§ WHAT IS REQUIRED:
Output all lines exactly.

§ Dataset entries:
^^^^^^^^^^^^^^^^

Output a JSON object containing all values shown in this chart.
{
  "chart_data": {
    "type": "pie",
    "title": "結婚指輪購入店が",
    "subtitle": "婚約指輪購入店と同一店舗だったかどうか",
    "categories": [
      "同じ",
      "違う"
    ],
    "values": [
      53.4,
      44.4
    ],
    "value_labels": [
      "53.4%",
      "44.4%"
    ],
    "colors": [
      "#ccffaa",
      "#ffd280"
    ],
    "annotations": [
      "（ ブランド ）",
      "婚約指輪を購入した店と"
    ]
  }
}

^^^^^^^^^^^^^^^^

§ RESPONSE:
Output a JSON object containing all values shown in this chart.
{
  "chart_data": {
    "type": "pie",
    "title": "結婚指輪購入店が",
    "subtitle": "婚約指輪購入店と同一店舗だったかどうか",
    "categories": [
      "同じ",
      "違う"
    ],
    "values": [
      53.4,
      44.4
    ],
    "value_labels": [
      "53.4%",
      "44.4%"
    ],
    "colors": [
      "#ccffaa",
      "#ffd280"
    ],
    "annotations": [
      "（ ブランド ）",
      "婚約指輪を購入した店と"
    ]
  }
}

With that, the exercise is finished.